**Data for this exercise:**
********

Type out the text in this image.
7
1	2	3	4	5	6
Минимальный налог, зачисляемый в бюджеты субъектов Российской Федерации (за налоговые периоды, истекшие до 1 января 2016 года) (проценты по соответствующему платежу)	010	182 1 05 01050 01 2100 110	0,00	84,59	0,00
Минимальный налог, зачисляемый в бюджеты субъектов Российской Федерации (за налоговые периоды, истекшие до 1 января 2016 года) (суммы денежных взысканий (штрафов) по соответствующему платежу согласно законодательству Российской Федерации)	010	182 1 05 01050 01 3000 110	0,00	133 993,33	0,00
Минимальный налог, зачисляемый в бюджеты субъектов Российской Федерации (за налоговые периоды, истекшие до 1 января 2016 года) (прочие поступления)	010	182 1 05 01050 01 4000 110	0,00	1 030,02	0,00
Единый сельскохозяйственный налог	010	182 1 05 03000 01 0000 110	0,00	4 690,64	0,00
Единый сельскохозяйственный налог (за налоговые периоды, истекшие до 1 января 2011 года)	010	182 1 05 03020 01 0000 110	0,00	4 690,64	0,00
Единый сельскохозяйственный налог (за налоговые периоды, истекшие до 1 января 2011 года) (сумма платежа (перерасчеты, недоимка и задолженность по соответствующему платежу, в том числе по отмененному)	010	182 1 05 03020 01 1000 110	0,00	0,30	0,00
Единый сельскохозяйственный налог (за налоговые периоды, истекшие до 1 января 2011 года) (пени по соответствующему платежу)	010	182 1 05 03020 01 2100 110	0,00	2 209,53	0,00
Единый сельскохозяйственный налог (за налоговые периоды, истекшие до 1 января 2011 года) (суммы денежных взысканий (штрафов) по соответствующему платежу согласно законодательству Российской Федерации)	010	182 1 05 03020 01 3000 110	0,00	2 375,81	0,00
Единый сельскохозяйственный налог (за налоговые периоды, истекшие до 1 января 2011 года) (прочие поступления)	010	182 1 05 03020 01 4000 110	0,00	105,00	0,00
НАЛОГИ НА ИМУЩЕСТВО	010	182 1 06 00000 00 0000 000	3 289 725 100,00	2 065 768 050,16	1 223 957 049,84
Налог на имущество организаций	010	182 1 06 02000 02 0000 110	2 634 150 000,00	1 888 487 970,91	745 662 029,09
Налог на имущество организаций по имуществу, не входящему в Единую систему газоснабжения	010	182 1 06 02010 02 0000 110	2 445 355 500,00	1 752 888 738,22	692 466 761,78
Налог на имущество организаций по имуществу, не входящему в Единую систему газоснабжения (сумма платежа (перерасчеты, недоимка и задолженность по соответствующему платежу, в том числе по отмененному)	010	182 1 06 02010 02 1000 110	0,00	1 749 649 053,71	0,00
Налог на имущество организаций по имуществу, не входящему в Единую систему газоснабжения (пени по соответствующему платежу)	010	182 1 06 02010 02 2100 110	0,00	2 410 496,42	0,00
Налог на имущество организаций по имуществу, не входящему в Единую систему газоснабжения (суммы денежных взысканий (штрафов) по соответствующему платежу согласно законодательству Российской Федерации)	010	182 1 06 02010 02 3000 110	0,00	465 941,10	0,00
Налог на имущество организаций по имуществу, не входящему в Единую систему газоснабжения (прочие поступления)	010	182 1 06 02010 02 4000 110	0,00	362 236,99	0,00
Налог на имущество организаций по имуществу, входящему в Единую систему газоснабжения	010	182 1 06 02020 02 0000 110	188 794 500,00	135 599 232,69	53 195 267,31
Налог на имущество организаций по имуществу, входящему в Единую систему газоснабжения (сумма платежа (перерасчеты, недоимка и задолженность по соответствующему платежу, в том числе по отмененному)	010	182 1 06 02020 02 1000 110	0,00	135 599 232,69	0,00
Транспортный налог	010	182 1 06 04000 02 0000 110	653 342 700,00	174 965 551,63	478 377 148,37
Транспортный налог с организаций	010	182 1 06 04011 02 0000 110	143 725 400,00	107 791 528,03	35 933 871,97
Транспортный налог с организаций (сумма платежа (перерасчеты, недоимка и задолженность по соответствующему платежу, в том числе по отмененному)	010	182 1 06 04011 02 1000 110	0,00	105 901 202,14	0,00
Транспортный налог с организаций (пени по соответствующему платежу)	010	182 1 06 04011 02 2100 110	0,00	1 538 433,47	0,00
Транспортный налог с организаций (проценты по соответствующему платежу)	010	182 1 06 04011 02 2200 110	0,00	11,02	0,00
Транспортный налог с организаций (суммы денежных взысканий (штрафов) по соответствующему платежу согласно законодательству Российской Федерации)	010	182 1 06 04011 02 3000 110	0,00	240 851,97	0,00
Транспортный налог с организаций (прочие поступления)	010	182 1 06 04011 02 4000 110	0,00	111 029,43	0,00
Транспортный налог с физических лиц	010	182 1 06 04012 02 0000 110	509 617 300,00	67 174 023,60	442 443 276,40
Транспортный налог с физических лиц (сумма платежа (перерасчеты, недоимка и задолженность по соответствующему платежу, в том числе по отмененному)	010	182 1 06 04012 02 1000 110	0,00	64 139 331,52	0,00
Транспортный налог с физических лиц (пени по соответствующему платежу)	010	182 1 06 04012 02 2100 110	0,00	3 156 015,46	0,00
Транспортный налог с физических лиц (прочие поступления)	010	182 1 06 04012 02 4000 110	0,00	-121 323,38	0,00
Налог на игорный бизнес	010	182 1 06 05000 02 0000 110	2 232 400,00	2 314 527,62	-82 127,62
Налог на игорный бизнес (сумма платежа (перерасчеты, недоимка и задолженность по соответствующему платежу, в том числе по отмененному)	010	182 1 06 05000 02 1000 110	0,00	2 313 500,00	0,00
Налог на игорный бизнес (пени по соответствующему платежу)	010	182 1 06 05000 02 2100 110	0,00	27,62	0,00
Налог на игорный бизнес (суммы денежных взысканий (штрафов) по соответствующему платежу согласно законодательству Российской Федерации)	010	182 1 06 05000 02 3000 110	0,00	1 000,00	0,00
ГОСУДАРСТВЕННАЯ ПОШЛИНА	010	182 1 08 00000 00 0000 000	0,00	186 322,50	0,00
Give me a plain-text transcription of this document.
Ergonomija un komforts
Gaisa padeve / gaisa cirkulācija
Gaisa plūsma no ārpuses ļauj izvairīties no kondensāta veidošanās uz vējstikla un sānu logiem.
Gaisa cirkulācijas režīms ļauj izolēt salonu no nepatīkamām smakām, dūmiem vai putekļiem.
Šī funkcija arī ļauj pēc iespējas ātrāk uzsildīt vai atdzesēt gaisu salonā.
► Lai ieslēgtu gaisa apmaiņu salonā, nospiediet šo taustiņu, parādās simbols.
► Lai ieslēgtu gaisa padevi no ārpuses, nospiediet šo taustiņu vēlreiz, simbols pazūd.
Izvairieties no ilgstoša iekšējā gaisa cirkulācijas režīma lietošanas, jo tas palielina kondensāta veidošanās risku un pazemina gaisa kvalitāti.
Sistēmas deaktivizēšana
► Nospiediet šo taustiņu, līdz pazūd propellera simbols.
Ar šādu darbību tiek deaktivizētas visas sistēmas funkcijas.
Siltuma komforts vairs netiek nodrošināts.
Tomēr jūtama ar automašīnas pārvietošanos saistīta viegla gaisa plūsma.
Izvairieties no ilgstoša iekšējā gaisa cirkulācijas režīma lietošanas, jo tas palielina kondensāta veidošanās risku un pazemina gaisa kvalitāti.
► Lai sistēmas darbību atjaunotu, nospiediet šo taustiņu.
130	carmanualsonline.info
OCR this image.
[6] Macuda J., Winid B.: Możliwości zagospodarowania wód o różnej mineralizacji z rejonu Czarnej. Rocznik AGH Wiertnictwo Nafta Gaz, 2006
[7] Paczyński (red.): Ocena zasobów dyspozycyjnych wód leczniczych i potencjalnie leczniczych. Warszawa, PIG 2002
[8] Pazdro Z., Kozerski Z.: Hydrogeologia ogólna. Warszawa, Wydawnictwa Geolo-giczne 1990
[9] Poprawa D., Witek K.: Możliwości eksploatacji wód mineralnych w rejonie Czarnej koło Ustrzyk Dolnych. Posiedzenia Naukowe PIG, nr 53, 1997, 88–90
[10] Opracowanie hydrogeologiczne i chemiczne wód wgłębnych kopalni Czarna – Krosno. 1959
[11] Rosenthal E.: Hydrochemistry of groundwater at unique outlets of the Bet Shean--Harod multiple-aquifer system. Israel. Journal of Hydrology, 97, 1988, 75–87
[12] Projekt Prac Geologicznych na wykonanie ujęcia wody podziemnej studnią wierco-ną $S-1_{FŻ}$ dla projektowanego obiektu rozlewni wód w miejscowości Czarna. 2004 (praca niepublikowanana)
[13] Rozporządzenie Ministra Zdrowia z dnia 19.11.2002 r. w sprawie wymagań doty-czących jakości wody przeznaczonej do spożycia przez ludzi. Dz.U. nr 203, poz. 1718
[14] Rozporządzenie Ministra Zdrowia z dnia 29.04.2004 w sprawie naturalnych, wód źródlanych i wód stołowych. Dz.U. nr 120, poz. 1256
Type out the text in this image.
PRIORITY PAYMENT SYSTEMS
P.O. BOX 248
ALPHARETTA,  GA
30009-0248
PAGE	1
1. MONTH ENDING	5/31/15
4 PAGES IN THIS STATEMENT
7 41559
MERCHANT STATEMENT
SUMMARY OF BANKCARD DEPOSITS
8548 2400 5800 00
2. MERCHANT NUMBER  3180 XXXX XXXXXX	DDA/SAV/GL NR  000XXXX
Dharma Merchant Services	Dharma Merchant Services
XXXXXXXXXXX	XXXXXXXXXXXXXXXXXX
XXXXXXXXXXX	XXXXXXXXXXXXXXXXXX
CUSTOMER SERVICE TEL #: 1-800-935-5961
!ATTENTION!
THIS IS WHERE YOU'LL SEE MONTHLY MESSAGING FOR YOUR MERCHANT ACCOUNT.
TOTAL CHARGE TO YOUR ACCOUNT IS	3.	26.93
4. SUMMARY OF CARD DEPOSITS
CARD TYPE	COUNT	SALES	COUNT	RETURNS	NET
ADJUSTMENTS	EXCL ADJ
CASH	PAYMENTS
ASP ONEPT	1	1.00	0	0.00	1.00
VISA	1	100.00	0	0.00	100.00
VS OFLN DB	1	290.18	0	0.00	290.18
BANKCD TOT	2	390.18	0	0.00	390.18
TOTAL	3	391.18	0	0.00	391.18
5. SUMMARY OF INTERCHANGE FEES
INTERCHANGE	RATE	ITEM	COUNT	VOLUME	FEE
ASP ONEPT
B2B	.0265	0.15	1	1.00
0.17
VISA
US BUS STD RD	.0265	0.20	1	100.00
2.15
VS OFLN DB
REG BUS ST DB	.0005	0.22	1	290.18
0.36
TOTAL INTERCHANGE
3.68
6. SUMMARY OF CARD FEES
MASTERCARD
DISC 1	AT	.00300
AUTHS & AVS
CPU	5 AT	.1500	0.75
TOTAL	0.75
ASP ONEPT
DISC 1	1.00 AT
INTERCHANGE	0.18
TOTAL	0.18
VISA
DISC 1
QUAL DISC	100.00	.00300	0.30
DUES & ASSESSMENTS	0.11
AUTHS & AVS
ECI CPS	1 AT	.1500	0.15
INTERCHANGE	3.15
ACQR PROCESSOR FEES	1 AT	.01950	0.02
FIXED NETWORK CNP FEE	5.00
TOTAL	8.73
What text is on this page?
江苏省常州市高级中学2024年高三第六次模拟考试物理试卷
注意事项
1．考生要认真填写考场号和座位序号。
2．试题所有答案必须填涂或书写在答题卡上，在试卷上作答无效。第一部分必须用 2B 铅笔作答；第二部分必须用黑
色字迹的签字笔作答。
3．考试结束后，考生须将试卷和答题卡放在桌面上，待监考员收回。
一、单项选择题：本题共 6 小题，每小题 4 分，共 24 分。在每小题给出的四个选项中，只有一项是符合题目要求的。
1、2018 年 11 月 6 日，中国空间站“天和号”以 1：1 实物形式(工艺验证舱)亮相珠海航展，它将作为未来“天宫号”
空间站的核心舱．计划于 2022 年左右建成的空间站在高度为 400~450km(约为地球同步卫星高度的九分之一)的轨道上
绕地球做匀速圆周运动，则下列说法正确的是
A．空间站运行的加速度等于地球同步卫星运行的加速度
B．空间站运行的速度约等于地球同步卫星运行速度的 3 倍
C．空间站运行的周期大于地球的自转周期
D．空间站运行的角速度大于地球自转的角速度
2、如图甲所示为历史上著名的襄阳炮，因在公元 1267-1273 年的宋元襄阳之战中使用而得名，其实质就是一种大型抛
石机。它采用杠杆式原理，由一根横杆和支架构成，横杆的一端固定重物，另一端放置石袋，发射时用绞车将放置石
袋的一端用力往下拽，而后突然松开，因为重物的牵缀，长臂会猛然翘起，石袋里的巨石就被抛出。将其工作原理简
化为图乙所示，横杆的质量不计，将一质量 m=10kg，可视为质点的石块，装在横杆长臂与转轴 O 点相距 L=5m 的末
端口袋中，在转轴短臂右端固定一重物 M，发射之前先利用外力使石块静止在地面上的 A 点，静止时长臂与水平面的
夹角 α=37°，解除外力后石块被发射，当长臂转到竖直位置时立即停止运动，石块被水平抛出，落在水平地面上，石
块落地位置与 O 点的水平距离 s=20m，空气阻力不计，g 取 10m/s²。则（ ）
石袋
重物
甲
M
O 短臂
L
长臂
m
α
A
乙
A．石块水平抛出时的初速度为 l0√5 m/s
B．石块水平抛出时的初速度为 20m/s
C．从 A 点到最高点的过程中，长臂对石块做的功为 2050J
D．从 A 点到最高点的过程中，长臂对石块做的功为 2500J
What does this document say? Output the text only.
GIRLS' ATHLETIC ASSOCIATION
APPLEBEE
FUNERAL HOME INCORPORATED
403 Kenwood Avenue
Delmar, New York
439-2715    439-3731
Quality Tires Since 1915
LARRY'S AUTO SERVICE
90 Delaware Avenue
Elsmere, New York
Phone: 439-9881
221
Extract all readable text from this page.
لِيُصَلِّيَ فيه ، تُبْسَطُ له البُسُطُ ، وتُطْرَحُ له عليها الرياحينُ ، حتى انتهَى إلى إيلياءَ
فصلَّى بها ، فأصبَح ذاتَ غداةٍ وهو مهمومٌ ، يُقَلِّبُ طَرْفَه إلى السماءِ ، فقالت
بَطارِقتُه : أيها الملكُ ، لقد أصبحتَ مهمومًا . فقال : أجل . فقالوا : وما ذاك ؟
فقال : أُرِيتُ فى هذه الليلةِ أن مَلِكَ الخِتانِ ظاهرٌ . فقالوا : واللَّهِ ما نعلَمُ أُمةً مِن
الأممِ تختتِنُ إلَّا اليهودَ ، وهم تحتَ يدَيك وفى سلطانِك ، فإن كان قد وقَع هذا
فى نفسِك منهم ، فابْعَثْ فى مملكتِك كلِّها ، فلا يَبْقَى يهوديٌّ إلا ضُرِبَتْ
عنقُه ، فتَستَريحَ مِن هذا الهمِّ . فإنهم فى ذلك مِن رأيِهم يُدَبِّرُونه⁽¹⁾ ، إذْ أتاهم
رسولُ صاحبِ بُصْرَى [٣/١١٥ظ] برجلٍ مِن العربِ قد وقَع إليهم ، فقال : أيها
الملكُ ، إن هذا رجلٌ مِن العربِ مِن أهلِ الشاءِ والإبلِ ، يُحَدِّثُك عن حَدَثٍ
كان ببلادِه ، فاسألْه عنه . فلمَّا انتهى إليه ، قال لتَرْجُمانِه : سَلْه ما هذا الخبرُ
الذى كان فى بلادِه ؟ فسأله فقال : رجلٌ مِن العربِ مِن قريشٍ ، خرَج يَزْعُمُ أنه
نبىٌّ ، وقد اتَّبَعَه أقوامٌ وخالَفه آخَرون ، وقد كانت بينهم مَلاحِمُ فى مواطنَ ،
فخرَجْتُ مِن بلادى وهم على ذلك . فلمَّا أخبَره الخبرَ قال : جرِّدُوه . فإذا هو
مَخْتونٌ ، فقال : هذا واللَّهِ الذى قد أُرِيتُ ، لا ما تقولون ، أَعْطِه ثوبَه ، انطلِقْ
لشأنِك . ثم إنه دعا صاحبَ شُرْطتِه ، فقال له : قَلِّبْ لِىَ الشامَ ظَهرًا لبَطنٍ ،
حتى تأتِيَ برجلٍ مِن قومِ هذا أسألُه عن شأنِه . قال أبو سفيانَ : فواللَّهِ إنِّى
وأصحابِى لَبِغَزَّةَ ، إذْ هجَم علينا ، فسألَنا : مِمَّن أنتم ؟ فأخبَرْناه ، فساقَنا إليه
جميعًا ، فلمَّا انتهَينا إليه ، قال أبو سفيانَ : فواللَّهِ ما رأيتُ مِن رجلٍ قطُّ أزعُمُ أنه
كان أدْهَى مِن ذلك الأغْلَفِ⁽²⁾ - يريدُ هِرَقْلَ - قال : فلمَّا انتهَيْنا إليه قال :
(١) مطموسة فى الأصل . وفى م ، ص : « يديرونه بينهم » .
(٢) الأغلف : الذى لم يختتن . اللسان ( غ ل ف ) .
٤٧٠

********

**Work to do:** Tally the lines that hold the string "DEPOSITS" and state the total, nothing more.

**Result for this exercise:** 2